◆ Records from a dataset
begin
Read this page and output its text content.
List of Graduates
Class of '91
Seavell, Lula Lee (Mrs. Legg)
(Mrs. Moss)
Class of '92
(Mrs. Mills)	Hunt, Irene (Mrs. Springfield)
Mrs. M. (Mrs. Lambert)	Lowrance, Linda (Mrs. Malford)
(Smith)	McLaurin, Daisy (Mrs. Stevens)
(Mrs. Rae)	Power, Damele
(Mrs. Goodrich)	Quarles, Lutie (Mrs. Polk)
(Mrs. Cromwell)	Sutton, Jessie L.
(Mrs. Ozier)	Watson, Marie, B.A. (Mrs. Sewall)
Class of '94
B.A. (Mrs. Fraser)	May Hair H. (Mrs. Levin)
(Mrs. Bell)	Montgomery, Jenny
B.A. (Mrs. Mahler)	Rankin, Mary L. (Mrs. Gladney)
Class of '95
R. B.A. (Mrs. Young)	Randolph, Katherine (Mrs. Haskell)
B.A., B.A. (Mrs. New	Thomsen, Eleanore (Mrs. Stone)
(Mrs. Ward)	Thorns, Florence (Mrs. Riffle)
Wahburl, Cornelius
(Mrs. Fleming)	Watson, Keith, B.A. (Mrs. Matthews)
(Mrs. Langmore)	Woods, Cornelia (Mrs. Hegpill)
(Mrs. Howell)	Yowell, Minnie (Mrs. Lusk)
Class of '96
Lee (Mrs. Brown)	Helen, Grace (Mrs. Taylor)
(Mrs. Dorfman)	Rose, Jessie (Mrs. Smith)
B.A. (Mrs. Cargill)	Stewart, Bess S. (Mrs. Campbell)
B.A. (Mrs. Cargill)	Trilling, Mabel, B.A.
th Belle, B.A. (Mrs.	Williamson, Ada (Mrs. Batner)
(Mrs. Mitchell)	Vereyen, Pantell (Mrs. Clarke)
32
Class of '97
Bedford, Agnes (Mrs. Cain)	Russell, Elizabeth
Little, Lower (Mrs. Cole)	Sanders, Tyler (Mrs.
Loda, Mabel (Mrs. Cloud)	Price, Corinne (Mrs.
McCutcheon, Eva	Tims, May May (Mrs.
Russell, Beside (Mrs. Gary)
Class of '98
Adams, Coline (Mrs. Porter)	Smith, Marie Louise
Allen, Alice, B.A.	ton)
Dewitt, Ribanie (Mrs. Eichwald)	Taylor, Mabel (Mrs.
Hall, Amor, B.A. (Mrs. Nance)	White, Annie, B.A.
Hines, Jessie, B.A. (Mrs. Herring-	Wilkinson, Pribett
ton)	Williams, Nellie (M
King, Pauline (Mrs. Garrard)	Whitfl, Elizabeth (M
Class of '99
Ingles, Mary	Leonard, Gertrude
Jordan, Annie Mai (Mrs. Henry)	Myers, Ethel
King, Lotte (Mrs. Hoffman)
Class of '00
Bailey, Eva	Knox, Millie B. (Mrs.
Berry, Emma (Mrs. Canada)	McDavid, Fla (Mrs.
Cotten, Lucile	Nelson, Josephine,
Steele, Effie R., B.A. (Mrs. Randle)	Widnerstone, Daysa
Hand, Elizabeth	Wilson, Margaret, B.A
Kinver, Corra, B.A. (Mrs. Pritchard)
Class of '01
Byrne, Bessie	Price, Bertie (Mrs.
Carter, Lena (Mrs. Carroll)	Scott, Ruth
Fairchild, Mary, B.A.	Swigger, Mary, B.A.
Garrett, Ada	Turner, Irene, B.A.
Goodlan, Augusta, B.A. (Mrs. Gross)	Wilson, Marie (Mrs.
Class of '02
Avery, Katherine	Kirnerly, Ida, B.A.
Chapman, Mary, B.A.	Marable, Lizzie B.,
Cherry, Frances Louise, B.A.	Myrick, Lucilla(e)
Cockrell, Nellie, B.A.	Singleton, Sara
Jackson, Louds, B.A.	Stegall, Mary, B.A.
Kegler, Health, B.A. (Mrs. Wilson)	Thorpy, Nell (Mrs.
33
end
◆ EXERCISE REQUIREMENTS
Write out every entry again, keeping each line exactly the same.

◆ EXERCISE RESPONSE
Read this page and output its text content.
List of Graduates
Class of '91
Seavell, Lula Lee (Mrs. Legg)
(Mrs. Moss)
Class of '92
(Mrs. Mills)	Hunt, Irene (Mrs. Springfield)
Mrs. M. (Mrs. Lambert)	Lowrance, Linda (Mrs. Malford)
(Smith)	McLaurin, Daisy (Mrs. Stevens)
(Mrs. Rae)	Power, Damele
(Mrs. Goodrich)	Quarles, Lutie (Mrs. Polk)
(Mrs. Cromwell)	Sutton, Jessie L.
(Mrs. Ozier)	Watson, Marie, B.A. (Mrs. Sewall)
Class of '94
B.A. (Mrs. Fraser)	May Hair H. (Mrs. Levin)
(Mrs. Bell)	Montgomery, Jenny
B.A. (Mrs. Mahler)	Rankin, Mary L. (Mrs. Gladney)
Class of '95
R. B.A. (Mrs. Young)	Randolph, Katherine (Mrs. Haskell)
B.A., B.A. (Mrs. New	Thomsen, Eleanore (Mrs. Stone)
(Mrs. Ward)	Thorns, Florence (Mrs. Riffle)
Wahburl, Cornelius
(Mrs. Fleming)	Watson, Keith, B.A. (Mrs. Matthews)
(Mrs. Langmore)	Woods, Cornelia (Mrs. Hegpill)
(Mrs. Howell)	Yowell, Minnie (Mrs. Lusk)
Class of '96
Lee (Mrs. Brown)	Helen, Grace (Mrs. Taylor)
(Mrs. Dorfman)	Rose, Jessie (Mrs. Smith)
B.A. (Mrs. Cargill)	Stewart, Bess S. (Mrs. Campbell)
B.A. (Mrs. Cargill)	Trilling, Mabel, B.A.
th Belle, B.A. (Mrs.	Williamson, Ada (Mrs. Batner)
(Mrs. Mitchell)	Vereyen, Pantell (Mrs. Clarke)
32
Class of '97
Bedford, Agnes (Mrs. Cain)	Russell, Elizabeth
Little, Lower (Mrs. Cole)	Sanders, Tyler (Mrs.
Loda, Mabel (Mrs. Cloud)	Price, Corinne (Mrs.
McCutcheon, Eva	Tims, May May (Mrs.
Russell, Beside (Mrs. Gary)
Class of '98
Adams, Coline (Mrs. Porter)	Smith, Marie Louise
Allen, Alice, B.A.	ton)
Dewitt, Ribanie (Mrs. Eichwald)	Taylor, Mabel (Mrs.
Hall, Amor, B.A. (Mrs. Nance)	White, Annie, B.A.
Hines, Jessie, B.A. (Mrs. Herring-	Wilkinson, Pribett
ton)	Williams, Nellie (M
King, Pauline (Mrs. Garrard)	Whitfl, Elizabeth (M
Class of '99
Ingles, Mary	Leonard, Gertrude
Jordan, Annie Mai (Mrs. Henry)	Myers, Ethel
King, Lotte (Mrs. Hoffman)
Class of '00
Bailey, Eva	Knox, Millie B. (Mrs.
Berry, Emma (Mrs. Canada)	McDavid, Fla (Mrs.
Cotten, Lucile	Nelson, Josephine,
Steele, Effie R., B.A. (Mrs. Randle)	Widnerstone, Daysa
Hand, Elizabeth	Wilson, Margaret, B.A
Kinver, Corra, B.A. (Mrs. Pritchard)
Class of '01
Byrne, Bessie	Price, Bertie (Mrs.
Carter, Lena (Mrs. Carroll)	Scott, Ruth
Fairchild, Mary, B.A.	Swigger, Mary, B.A.
Garrett, Ada	Turner, Irene, B.A.
Goodlan, Augusta, B.A. (Mrs. Gross)	Wilson, Marie (Mrs.
Class of '02
Avery, Katherine	Kirnerly, Ida, B.A.
Chapman, Mary, B.A.	Marable, Lizzie B.,
Cherry, Frances Louise, B.A.	Myrick, Lucilla(e)
Cockrell, Nellie, B.A.	Singleton, Sara
Jackson, Louds, B.A.	Stegall, Mary, B.A.
Kegler, Health, B.A. (Mrs. Wilson)	Thorpy, Nell (Mrs.
33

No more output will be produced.